** BEGIN RECORDED INFORMATION **
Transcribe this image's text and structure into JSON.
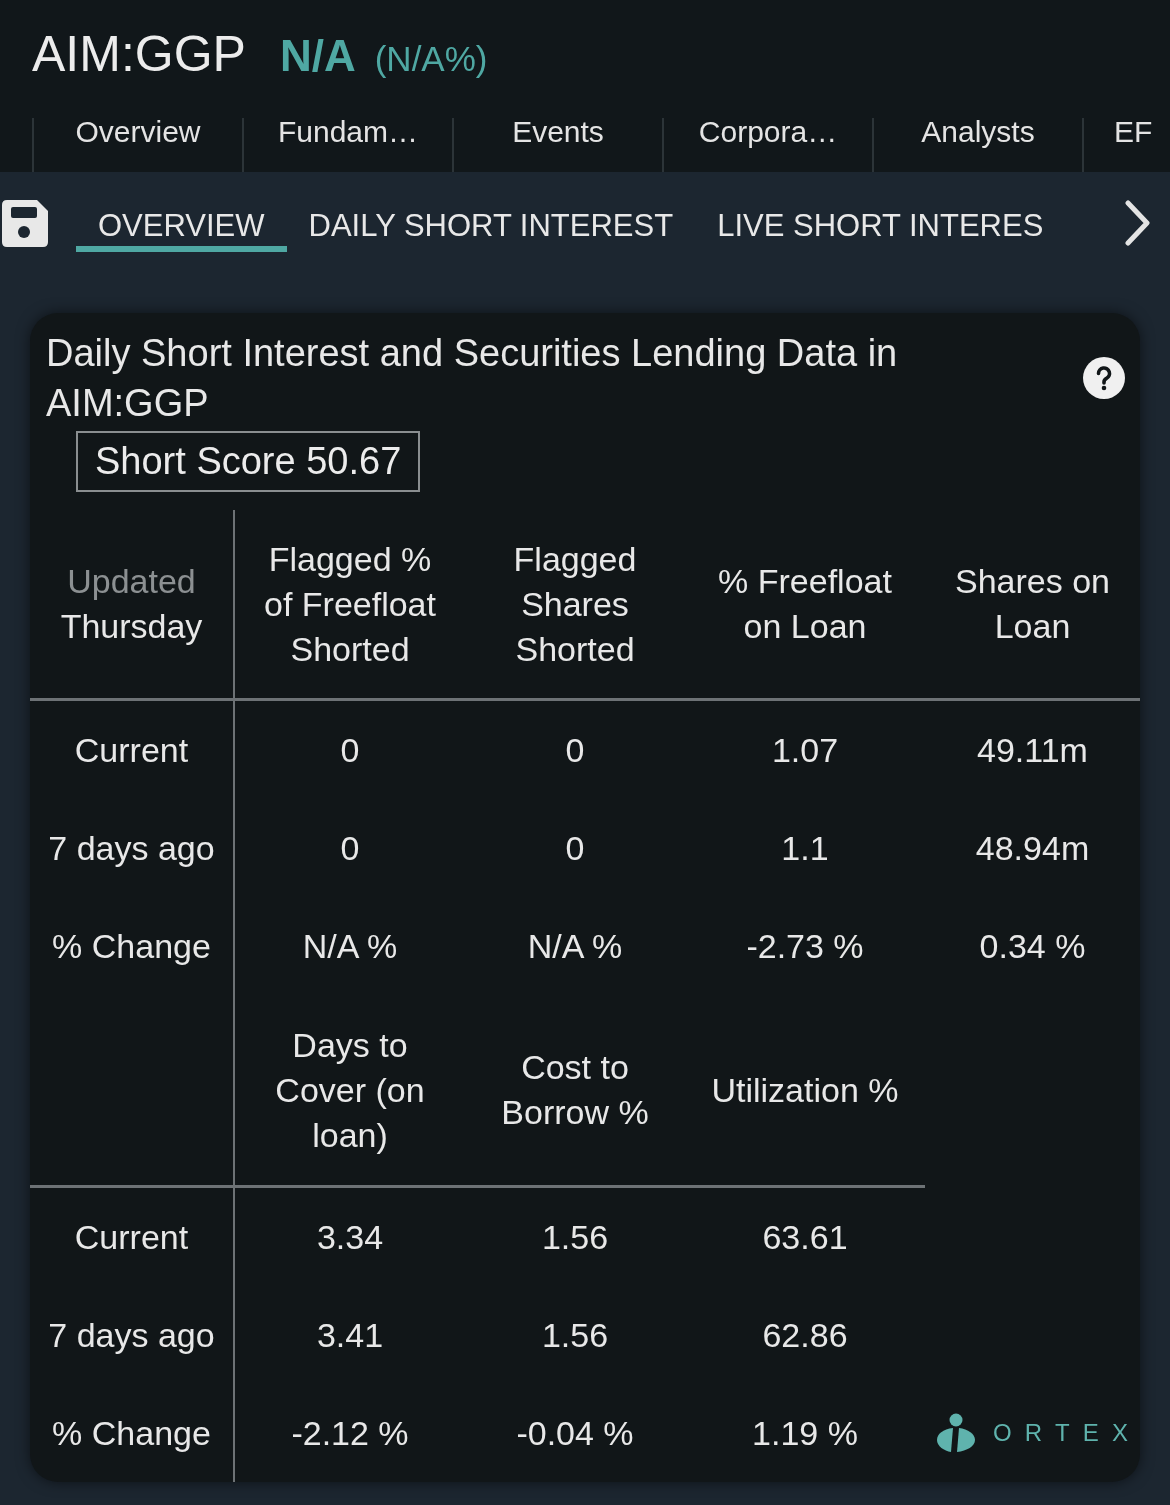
{
  "header": {
    "ticker": "AIM:GGP",
    "price": "N/A",
    "change": "(N/A%)"
  },
  "tabs": [
    {
      "label": "Overview",
      "selected": false
    },
    {
      "label": "Fundam…",
      "selected": false
    },
    {
      "label": "Events",
      "selected": false
    },
    {
      "label": "Corpora…",
      "selected": false
    },
    {
      "label": "Analysts",
      "selected": false
    },
    {
      "label": "EF",
      "selected": false
    }
  ],
  "subtabs": [
    {
      "label": "OVERVIEW",
      "selected": true
    },
    {
      "label": "DAILY SHORT INTEREST",
      "selected": false
    },
    {
      "label": "LIVE SHORT INTERES",
      "selected": false
    }
  ],
  "card": {
    "title": "Daily Short Interest and Securities Lending Data in AIM:GGP",
    "short_score": "Short Score 50.67",
    "tables": [
      {
        "corner": {
          "status": "Updated",
          "day": "Thursday"
        },
        "columns": [
          "Flagged % of Freefloat Shorted",
          "Flagged Shares Shorted",
          "% Freefloat on Loan",
          "Shares on Loan"
        ],
        "rows": [
          {
            "label": "Current",
            "values": [
              "0",
              "0",
              "1.07",
              "49.11m"
            ]
          },
          {
            "label": "7 days ago",
            "values": [
              "0",
              "0",
              "1.1",
              "48.94m"
            ]
          },
          {
            "label": "% Change",
            "values": [
              "N/A %",
              "N/A %",
              "-2.73 %",
              "0.34 %"
            ]
          }
        ]
      },
      {
        "columns": [
          "Days to Cover (on loan)",
          "Cost to Borrow %",
          "Utilization %"
        ],
        "rows": [
          {
            "label": "Current",
            "values": [
              "3.34",
              "1.56",
              "63.61"
            ]
          },
          {
            "label": "7 days ago",
            "values": [
              "3.41",
              "1.56",
              "62.86"
            ]
          },
          {
            "label": "% Change",
            "values": [
              "-2.12 %",
              "-0.04 %",
              "1.19 %"
            ]
          }
        ]
      }
    ],
    "logo": "ORTEX"
  }
}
** END RECORDED INFORMATION **
§ DIRECTIVE: Search the data above for the word "Shares", then gather each line in which it appears.

§ ANSWER FOR THE TASK:
          "Flagged Shares Shorted",
          "Shares on Loan"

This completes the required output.